Transcribe all of the material exactly, except for its pictures.

**SUPPLIED RECORDS**
-- start --
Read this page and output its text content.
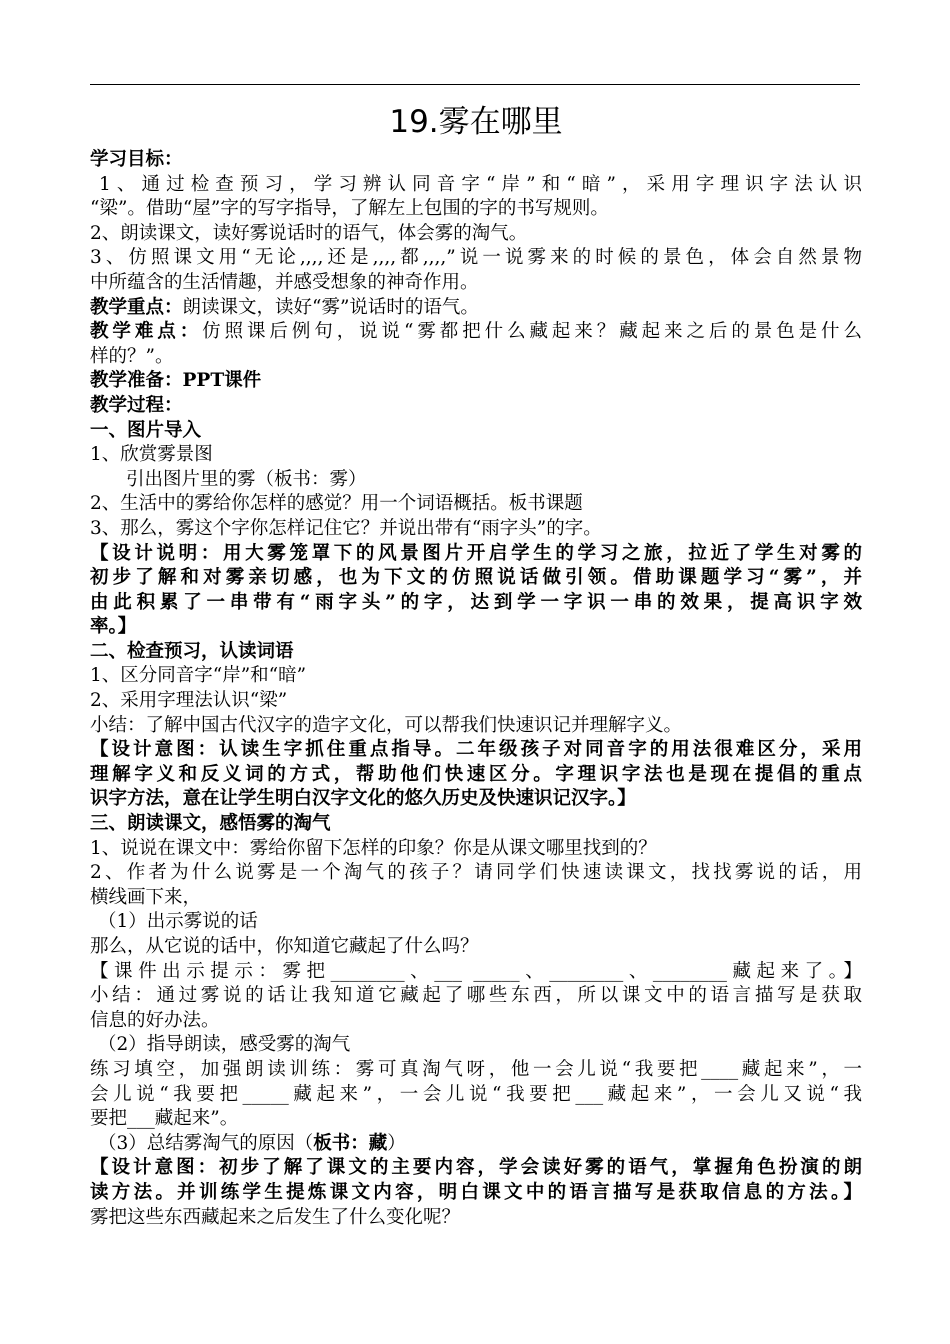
19.雾在哪里
学习目标：
1、通过检查预习，学习辨认同音字“岸”和“暗”，采用字理识字法认识
“梁”。借助“屋”字的写字指导，了解左上包围的字的书写规则。
2、朗读课文，读好雾说话时的语气，体会雾的淘气。
3、仿照课文用“无论,,,,还是,,,,都,,,,”说一说雾来的时候的景色，体会自然景物
中所蕴含的生活情趣，并感受想象的神奇作用。
教学重点：朗读课文，读好“雾”说话时的语气。
教学难点：仿照课后例句，说说“雾都把什么藏起来？藏起来之后的景色是什么
样的？”。
教学准备：PPT课件
教学过程：
一、图片导入
1、欣赏雾景图
引出图片里的雾（板书：雾）
2、生活中的雾给你怎样的感觉？用一个词语概括。板书课题
3、那么，雾这个字你怎样记住它？并说出带有“雨字头”的字。
【设计说明：用大雾笼罩下的风景图片开启学生的学习之旅，拉近了学生对雾的
初步了解和对雾亲切感，也为下文的仿照说话做引领。借助课题学习“雾”，并
由此积累了一串带有“雨字头”的字，达到学一字识一串的效果，提高识字效
率。】
二、检查预习，认读词语
1、区分同音字“岸”和“暗”
2、采用字理法认识“梁”
小结：了解中国古代汉字的造字文化，可以帮我们快速识记并理解字义。
【设计意图：认读生字抓住重点指导。二年级孩子对同音字的用法很难区分，采用
理解字义和反义词的方式，帮助他们快速区分。字理识字法也是现在提倡的重点
识字方法，意在让学生明白汉字文化的悠久历史及快速识记汉字。】
三、朗读课文，感悟雾的淘气
1、说说在课文中：雾给你留下怎样的印象？你是从课文哪里找到的？
2、作者为什么说雾是一个淘气的孩子？请同学们快速读课文，找找雾说的话，用
横线画下来，
（1）出示雾说的话
那么，从它说的话中，你知道它藏起了什么吗？
【课件出示提示：雾把________、___ _____、________、________藏起来了。】
小结：通过雾说的话让我知道它藏起了哪些东西，所以课文中的语言描写是获取
信息的好办法。
（2）指导朗读，感受雾的淘气
练习填空，加强朗读训练：雾可真淘气呀，他一会儿说“我要把____藏起来”，一
会儿说“我要把_____藏起来”，一会儿说“我要把___藏起来”，一会儿又说“我
要把___藏起来”。
（3）总结雾淘气的原因（板书：藏）
【设计意图：初步了解了课文的主要内容，学会读好雾的语气，掌握角色扮演的朗
读方法。并训练学生提炼课文内容，明白课文中的语言描写是获取信息的方法。】
雾把这些东西藏起来之后发生了什么变化呢？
-- end --
**ANSWER TO THE PROBLEM**
Read this page and output its text content.
19.雾在哪里
学习目标：
1、通过检查预习，学习辨认同音字“岸”和“暗”，采用字理识字法认识
“梁”。借助“屋”字的写字指导，了解左上包围的字的书写规则。
2、朗读课文，读好雾说话时的语气，体会雾的淘气。
3、仿照课文用“无论,,,,还是,,,,都,,,,”说一说雾来的时候的景色，体会自然景物
中所蕴含的生活情趣，并感受想象的神奇作用。
教学重点：朗读课文，读好“雾”说话时的语气。
教学难点：仿照课后例句，说说“雾都把什么藏起来？藏起来之后的景色是什么
样的？”。
教学准备：PPT课件
教学过程：
一、图片导入
1、欣赏雾景图
引出图片里的雾（板书：雾）
2、生活中的雾给你怎样的感觉？用一个词语概括。板书课题
3、那么，雾这个字你怎样记住它？并说出带有“雨字头”的字。
【设计说明：用大雾笼罩下的风景图片开启学生的学习之旅，拉近了学生对雾的
初步了解和对雾亲切感，也为下文的仿照说话做引领。借助课题学习“雾”，并
由此积累了一串带有“雨字头”的字，达到学一字识一串的效果，提高识字效
率。】
二、检查预习，认读词语
1、区分同音字“岸”和“暗”
2、采用字理法认识“梁”
小结：了解中国古代汉字的造字文化，可以帮我们快速识记并理解字义。
【设计意图：认读生字抓住重点指导。二年级孩子对同音字的用法很难区分，采用
理解字义和反义词的方式，帮助他们快速区分。字理识字法也是现在提倡的重点
识字方法，意在让学生明白汉字文化的悠久历史及快速识记汉字。】
三、朗读课文，感悟雾的淘气
1、说说在课文中：雾给你留下怎样的印象？你是从课文哪里找到的？
2、作者为什么说雾是一个淘气的孩子？请同学们快速读课文，找找雾说的话，用
横线画下来，
（1）出示雾说的话
那么，从它说的话中，你知道它藏起了什么吗？
【课件出示提示：雾把________、___ _____、________、________藏起来了。】
小结：通过雾说的话让我知道它藏起了哪些东西，所以课文中的语言描写是获取
信息的好办法。
（2）指导朗读，感受雾的淘气
练习填空，加强朗读训练：雾可真淘气呀，他一会儿说“我要把____藏起来”，一
会儿说“我要把_____藏起来”，一会儿说“我要把___藏起来”，一会儿又说“我
要把___藏起来”。
（3）总结雾淘气的原因（板书：藏）
【设计意图：初步了解了课文的主要内容，学会读好雾的语气，掌握角色扮演的朗
读方法。并训练学生提炼课文内容，明白课文中的语言描写是获取信息的方法。】
雾把这些东西藏起来之后发生了什么变化呢？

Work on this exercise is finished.